───── Supplied records
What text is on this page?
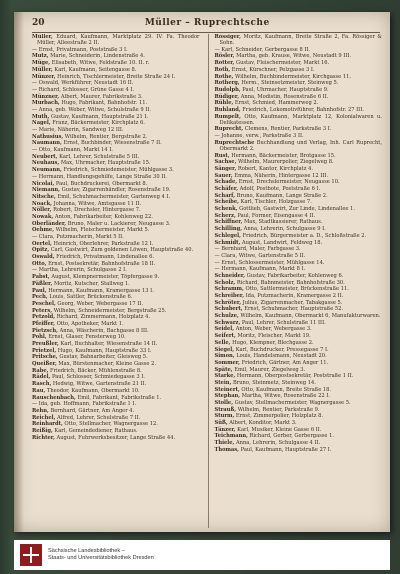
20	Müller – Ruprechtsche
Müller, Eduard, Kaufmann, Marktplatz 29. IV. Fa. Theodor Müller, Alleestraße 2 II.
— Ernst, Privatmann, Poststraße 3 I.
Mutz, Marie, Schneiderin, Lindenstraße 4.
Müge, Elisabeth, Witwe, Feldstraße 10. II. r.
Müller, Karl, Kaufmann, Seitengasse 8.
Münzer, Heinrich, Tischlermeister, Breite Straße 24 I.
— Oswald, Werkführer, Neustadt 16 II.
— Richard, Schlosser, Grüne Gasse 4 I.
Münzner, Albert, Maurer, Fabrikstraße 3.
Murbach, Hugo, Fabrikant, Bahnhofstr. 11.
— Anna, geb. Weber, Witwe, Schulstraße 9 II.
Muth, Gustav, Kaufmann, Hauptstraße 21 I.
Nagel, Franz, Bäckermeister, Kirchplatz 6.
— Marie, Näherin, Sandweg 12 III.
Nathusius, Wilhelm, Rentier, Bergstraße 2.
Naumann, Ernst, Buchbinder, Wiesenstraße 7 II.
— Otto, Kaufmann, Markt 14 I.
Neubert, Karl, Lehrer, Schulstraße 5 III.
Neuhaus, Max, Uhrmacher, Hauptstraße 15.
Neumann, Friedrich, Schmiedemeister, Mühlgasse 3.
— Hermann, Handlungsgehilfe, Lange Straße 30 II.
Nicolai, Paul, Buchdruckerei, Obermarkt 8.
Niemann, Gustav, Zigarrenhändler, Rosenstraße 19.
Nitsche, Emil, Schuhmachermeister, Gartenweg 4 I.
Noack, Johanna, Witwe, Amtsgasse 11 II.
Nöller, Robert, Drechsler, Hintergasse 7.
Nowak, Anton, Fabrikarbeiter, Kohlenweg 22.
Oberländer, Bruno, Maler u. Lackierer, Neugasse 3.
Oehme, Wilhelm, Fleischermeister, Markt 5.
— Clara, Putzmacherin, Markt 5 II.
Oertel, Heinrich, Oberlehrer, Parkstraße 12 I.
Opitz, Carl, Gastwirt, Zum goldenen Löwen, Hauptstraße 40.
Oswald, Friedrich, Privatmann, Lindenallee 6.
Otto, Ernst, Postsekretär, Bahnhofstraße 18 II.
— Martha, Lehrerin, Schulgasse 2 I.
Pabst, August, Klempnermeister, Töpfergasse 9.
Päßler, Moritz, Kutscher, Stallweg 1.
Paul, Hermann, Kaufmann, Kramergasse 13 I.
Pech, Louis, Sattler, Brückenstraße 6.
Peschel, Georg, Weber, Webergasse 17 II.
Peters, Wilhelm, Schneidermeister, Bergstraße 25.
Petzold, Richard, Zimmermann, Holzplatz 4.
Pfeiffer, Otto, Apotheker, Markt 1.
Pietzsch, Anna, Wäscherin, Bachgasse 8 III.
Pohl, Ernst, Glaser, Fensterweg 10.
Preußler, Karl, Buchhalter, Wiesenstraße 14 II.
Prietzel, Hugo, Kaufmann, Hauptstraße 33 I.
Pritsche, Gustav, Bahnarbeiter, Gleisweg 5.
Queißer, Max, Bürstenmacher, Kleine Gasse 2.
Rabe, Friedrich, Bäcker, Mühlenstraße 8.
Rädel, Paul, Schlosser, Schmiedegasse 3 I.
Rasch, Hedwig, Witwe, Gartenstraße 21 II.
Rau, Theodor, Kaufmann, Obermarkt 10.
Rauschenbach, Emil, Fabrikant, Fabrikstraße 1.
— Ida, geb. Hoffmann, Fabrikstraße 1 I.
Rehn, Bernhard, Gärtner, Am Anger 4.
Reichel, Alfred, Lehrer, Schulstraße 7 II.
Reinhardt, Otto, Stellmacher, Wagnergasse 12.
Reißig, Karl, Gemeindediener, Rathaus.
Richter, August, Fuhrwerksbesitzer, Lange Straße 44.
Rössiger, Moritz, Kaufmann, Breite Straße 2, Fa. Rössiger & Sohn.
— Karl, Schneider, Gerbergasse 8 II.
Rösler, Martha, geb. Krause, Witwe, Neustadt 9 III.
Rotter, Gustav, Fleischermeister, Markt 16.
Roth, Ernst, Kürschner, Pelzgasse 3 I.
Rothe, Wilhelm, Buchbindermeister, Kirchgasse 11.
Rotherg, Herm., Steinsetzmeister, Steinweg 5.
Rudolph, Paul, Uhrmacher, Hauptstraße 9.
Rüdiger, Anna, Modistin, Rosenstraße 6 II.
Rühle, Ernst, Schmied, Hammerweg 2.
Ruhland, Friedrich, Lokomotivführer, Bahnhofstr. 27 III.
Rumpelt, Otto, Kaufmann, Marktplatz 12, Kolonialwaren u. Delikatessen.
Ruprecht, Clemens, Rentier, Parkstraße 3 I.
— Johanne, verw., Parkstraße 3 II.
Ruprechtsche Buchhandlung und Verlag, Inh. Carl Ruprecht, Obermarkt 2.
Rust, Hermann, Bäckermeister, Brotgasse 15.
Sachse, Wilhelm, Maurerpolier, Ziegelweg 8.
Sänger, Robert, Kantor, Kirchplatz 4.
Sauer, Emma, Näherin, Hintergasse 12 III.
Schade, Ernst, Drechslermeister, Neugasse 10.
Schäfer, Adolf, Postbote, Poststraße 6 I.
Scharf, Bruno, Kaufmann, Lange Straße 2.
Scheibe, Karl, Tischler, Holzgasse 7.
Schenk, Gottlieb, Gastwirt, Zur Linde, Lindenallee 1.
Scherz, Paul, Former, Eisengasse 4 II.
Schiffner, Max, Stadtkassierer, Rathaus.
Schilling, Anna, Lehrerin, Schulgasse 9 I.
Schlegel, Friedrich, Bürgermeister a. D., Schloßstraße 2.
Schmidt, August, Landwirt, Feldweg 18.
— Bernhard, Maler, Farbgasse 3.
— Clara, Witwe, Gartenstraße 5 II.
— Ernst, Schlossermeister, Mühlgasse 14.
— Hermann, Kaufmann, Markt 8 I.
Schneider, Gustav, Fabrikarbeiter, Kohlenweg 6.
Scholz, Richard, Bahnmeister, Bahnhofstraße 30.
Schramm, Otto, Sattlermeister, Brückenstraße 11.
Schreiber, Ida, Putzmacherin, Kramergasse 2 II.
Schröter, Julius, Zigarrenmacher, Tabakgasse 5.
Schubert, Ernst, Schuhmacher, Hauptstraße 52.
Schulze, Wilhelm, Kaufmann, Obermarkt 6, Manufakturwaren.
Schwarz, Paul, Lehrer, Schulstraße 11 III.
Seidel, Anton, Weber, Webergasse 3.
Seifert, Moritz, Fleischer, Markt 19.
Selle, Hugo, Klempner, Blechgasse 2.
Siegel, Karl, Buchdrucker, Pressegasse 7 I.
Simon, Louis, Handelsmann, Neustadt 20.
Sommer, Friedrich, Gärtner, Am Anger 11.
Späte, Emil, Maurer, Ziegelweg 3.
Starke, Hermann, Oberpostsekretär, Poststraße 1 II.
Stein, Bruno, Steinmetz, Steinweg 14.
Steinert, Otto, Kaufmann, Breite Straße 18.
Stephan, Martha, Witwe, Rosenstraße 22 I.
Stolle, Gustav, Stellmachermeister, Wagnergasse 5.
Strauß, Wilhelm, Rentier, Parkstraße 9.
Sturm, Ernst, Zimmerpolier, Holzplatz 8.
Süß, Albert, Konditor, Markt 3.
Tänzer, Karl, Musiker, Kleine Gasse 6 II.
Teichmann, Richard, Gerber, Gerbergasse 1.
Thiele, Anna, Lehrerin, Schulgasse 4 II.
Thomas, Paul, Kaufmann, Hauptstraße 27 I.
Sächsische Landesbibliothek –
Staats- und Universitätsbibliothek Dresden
──────────
* [Given instruction]: Review the material and copy each line in which the word "Karl" appears.

* [Output below]:
Müller, Karl, Kaufmann, Seitengasse 8.
Neubert, Karl, Lehrer, Schulstraße 5 III.
Preußler, Karl, Buchhalter, Wiesenstraße 14 II.
Reißig, Karl, Gemeindediener, Rathaus.
— Karl, Schneider, Gerbergasse 8 II.
Scheibe, Karl, Tischler, Holzgasse 7.
Siegel, Karl, Buchdrucker, Pressegasse 7 I.
Tänzer, Karl, Musiker, Kleine Gasse 6 II.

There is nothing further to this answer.